## Work instructions
Format all of the rows below as a JSON array of strings, with one string per line and no blank lines.

## Data for this exercise

^^^^^^^^^^^^^^^^

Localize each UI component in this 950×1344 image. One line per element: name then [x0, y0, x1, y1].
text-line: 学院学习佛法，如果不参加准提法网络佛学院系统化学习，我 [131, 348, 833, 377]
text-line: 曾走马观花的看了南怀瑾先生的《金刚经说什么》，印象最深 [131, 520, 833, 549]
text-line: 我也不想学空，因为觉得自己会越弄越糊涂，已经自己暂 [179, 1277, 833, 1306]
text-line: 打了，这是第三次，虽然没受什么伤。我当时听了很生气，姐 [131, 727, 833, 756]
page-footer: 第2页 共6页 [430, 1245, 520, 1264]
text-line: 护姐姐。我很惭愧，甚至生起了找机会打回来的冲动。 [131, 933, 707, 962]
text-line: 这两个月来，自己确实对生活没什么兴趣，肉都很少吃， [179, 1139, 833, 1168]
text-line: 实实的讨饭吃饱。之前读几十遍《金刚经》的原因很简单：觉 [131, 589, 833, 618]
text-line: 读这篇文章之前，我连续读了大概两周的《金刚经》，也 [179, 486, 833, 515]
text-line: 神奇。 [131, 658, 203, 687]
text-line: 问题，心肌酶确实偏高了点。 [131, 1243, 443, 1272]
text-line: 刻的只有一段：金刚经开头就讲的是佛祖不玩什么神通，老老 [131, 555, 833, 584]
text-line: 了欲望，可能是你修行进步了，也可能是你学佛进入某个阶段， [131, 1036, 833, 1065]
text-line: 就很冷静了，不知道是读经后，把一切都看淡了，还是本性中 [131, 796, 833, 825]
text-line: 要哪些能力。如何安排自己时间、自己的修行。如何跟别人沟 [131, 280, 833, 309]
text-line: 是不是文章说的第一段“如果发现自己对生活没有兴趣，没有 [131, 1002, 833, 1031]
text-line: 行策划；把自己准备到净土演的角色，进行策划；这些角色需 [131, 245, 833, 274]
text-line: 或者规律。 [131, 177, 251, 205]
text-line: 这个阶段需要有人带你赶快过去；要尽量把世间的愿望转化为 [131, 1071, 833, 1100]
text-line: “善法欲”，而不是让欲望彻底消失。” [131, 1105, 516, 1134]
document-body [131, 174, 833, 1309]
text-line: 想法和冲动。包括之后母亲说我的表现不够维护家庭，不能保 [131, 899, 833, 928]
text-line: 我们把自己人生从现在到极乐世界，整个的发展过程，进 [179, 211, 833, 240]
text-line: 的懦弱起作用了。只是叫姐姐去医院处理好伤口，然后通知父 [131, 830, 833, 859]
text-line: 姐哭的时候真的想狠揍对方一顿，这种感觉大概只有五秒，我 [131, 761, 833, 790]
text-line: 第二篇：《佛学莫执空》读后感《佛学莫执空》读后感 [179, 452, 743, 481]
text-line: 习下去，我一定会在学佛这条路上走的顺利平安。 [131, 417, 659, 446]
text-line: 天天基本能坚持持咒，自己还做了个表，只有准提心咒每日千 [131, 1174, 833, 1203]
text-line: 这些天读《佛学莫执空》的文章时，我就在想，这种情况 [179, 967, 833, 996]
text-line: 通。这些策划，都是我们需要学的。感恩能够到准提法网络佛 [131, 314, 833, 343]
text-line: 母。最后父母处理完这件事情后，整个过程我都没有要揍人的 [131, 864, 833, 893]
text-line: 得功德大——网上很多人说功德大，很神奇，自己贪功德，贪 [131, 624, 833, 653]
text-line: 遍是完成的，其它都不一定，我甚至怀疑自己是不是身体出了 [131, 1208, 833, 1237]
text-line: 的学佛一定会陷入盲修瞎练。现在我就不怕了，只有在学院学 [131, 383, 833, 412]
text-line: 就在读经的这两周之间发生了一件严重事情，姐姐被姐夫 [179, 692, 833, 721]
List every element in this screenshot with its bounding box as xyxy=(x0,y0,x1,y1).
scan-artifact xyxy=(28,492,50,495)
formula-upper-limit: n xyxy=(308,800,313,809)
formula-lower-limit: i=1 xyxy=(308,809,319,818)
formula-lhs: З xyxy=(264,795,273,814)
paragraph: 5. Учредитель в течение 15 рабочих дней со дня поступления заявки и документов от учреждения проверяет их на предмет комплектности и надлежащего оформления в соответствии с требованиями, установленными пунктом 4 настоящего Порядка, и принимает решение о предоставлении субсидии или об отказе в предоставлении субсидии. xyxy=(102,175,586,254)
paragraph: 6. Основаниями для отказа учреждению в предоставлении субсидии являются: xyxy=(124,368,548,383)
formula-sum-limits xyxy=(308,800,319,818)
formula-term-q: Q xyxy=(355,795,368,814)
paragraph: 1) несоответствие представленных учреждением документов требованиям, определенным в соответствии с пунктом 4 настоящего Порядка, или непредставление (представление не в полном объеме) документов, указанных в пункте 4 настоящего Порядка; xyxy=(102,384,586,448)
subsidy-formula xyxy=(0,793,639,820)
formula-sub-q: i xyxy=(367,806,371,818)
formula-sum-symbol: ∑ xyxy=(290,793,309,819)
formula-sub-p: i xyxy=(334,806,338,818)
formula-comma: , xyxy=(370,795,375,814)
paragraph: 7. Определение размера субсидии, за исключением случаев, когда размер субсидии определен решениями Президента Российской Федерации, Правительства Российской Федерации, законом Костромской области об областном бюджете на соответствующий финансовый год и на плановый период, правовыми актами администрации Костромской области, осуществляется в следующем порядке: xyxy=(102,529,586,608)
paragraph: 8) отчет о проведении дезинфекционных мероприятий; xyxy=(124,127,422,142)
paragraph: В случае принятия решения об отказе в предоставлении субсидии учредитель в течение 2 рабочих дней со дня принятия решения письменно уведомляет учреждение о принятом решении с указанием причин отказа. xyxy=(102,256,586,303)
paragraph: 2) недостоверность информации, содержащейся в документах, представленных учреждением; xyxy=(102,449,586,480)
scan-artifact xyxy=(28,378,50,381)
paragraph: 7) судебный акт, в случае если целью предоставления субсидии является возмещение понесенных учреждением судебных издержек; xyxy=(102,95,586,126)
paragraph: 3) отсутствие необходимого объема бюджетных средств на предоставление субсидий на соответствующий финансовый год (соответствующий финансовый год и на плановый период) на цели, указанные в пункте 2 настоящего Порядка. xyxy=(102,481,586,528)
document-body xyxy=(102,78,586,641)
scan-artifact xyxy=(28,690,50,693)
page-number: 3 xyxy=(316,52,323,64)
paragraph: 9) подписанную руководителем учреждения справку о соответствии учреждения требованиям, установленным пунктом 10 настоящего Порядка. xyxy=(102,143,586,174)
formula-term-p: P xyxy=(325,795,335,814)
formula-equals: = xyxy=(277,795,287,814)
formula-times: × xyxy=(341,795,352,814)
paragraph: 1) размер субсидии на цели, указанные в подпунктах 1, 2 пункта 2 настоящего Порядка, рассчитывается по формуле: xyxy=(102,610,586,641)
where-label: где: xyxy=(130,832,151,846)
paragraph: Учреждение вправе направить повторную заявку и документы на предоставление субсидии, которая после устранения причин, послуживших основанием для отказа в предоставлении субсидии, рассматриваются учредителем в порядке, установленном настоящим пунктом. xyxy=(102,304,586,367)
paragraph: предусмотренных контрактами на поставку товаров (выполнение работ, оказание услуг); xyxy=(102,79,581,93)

^^^^^^^^^^^^^^^^

## The result
[
  "Localize each UI component in this 950×1344 image. One line per element: name then [x0, y0, x1, y1].",
  "text-line: 学院学习佛法，如果不参加准提法网络佛学院系统化学习，我 [131, 348, 833, 377]",
  "text-line: 曾走马观花的看了南怀瑾先生的《金刚经说什么》，印象最深 [131, 520, 833, 549]",
  "text-line: 我也不想学空，因为觉得自己会越弄越糊涂，已经自己暂 [179, 1277, 833, 1306]",
  "text-line: 打了，这是第三次，虽然没受什么伤。我当时听了很生气，姐 [131, 727, 833, 756]",
  "page-footer: 第2页 共6页 [430, 1245, 520, 1264]",
  "text-line: 护姐姐。我很惭愧，甚至生起了找机会打回来的冲动。 [131, 933, 707, 962]",
  "text-line: 这两个月来，自己确实对生活没什么兴趣，肉都很少吃， [179, 1139, 833, 1168]",
  "text-line: 实实的讨饭吃饱。之前读几十遍《金刚经》的原因很简单：觉 [131, 589, 833, 618]",
  "text-line: 读这篇文章之前，我连续读了大概两周的《金刚经》，也 [179, 486, 833, 515]",
  "text-line: 神奇。 [131, 658, 203, 687]",
  "text-line: 问题，心肌酶确实偏高了点。 [131, 1243, 443, 1272]",
  "text-line: 刻的只有一段：金刚经开头就讲的是佛祖不玩什么神通，老老 [131, 555, 833, 584]",
  "text-line: 了欲望，可能是你修行进步了，也可能是你学佛进入某个阶段， [131, 1036, 833, 1065]",
  "text-line: 就很冷静了，不知道是读经后，把一切都看淡了，还是本性中 [131, 796, 833, 825]",
  "text-line: 要哪些能力。如何安排自己时间、自己的修行。如何跟别人沟 [131, 280, 833, 309]",
  "text-line: 是不是文章说的第一段“如果发现自己对生活没有兴趣，没有 [131, 1002, 833, 1031]",
  "text-line: 行策划；把自己准备到净土演的角色，进行策划；这些角色需 [131, 245, 833, 274]",
  "text-line: 或者规律。 [131, 177, 251, 205]",
  "text-line: 这个阶段需要有人带你赶快过去；要尽量把世间的愿望转化为 [131, 1071, 833, 1100]",
  "text-line: “善法欲”，而不是让欲望彻底消失。” [131, 1105, 516, 1134]",
  "document-body [131, 174, 833, 1309]",
  "text-line: 想法和冲动。包括之后母亲说我的表现不够维护家庭，不能保 [131, 899, 833, 928]",
  "text-line: 我们把自己人生从现在到极乐世界，整个的发展过程，进 [179, 211, 833, 240]",
  "text-line: 的懦弱起作用了。只是叫姐姐去医院处理好伤口，然后通知父 [131, 830, 833, 859]",
  "text-line: 姐哭的时候真的想狠揍对方一顿，这种感觉大概只有五秒，我 [131, 761, 833, 790]",
  "text-line: 第二篇：《佛学莫执空》读后感《佛学莫执空》读后感 [179, 452, 743, 481]",
  "text-line: 习下去，我一定会在学佛这条路上走的顺利平安。 [131, 417, 659, 446]",
  "text-line: 天天基本能坚持持咒，自己还做了个表，只有准提心咒每日千 [131, 1174, 833, 1203]",
  "text-line: 这些天读《佛学莫执空》的文章时，我就在想，这种情况 [179, 967, 833, 996]",
  "text-line: 通。这些策划，都是我们需要学的。感恩能够到准提法网络佛 [131, 314, 833, 343]",
  "text-line: 母。最后父母处理完这件事情后，整个过程我都没有要揍人的 [131, 864, 833, 893]",
  "text-line: 得功德大——网上很多人说功德大，很神奇，自己贪功德，贪 [131, 624, 833, 653]",
  "text-line: 遍是完成的，其它都不一定，我甚至怀疑自己是不是身体出了 [131, 1208, 833, 1237]",
  "text-line: 的学佛一定会陷入盲修瞎练。现在我就不怕了，只有在学院学 [131, 383, 833, 412]",
  "text-line: 就在读经的这两周之间发生了一件严重事情，姐姐被姐夫 [179, 692, 833, 721]",
  "List every element in this screenshot with its bounding box as xyxy=(x0,y0,x1,y1).",
  "scan-artifact xyxy=(28,492,50,495)",
  "formula-upper-limit: n xyxy=(308,800,313,809)",
  "formula-lower-limit: i=1 xyxy=(308,809,319,818)",
  "formula-lhs: З xyxy=(264,795,273,814)",
  "paragraph: 5. Учредитель в течение 15 рабочих дней со дня поступления заявки и документов от учреждения проверяет их на предмет комплектности и надлежащего оформления в соответствии с требованиями, установленными пунктом 4 настоящего Порядка, и принимает решение о предоставлении субсидии или об отказе в предоставлении субсидии. xyxy=(102,175,586,254)",
  "paragraph: 6. Основаниями для отказа учреждению в предоставлении субсидии являются: xyxy=(124,368,548,383)",
  "formula-sum-limits xyxy=(308,800,319,818)",
  "formula-term-q: Q xyxy=(355,795,368,814)",
  "paragraph: 1) несоответствие представленных учреждением документов требованиям, определенным в соответствии с пунктом 4 настоящего Порядка, или непредставление (представление не в полном объеме) документов, указанных в пункте 4 настоящего Порядка; xyxy=(102,384,586,448)",
  "subsidy-formula xyxy=(0,793,639,820)",
  "formula-sub-q: i xyxy=(367,806,371,818)",
  "formula-sum-symbol: ∑ xyxy=(290,793,309,819)",
  "formula-sub-p: i xyxy=(334,806,338,818)",
  "formula-comma: , xyxy=(370,795,375,814)",
  "paragraph: 7. Определение размера субсидии, за исключением случаев, когда размер субсидии определен решениями Президента Российской Федерации, Правительства Российской Федерации, законом Костромской области об областном бюджете на соответствующий финансовый год и на плановый период, правовыми актами администрации Костромской области, осуществляется в следующем порядке: xyxy=(102,529,586,608)",
  "paragraph: 8) отчет о проведении дезинфекционных мероприятий; xyxy=(124,127,422,142)",
  "paragraph: В случае принятия решения об отказе в предоставлении субсидии учредитель в течение 2 рабочих дней со дня принятия решения письменно уведомляет учреждение о принятом решении с указанием причин отказа. xyxy=(102,256,586,303)",
  "paragraph: 2) недостоверность информации, содержащейся в документах, представленных учреждением; xyxy=(102,449,586,480)",
  "scan-artifact xyxy=(28,378,50,381)",
  "paragraph: 7) судебный акт, в случае если целью предоставления субсидии является возмещение понесенных учреждением судебных издержек; xyxy=(102,95,586,126)",
  "paragraph: 3) отсутствие необходимого объема бюджетных средств на предоставление субсидий на соответствующий финансовый год (соответствующий финансовый год и на плановый период) на цели, указанные в пункте 2 настоящего Порядка. xyxy=(102,481,586,528)",
  "document-body xyxy=(102,78,586,641)",
  "scan-artifact xyxy=(28,690,50,693)",
  "page-number: 3 xyxy=(316,52,323,64)",
  "paragraph: 9) подписанную руководителем учреждения справку о соответствии учреждения требованиям, установленным пунктом 10 настоящего Порядка. xyxy=(102,143,586,174)",
  "formula-term-p: P xyxy=(325,795,335,814)",
  "formula-equals: = xyxy=(277,795,287,814)",
  "formula-times: × xyxy=(341,795,352,814)",
  "paragraph: 1) размер субсидии на цели, указанные в подпунктах 1, 2 пункта 2 настоящего Порядка, рассчитывается по формуле: xyxy=(102,610,586,641)",
  "where-label: где: xyxy=(130,832,151,846)",
  "paragraph: Учреждение вправе направить повторную заявку и документы на предоставление субсидии, которая после устранения причин, послуживших основанием для отказа в предоставлении субсидии, рассматриваются учредителем в порядке, установленном настоящим пунктом. xyxy=(102,304,586,367)",
  "paragraph: предусмотренных контрактами на поставку товаров (выполнение работ, оказание услуг); xyxy=(102,79,581,93)"
]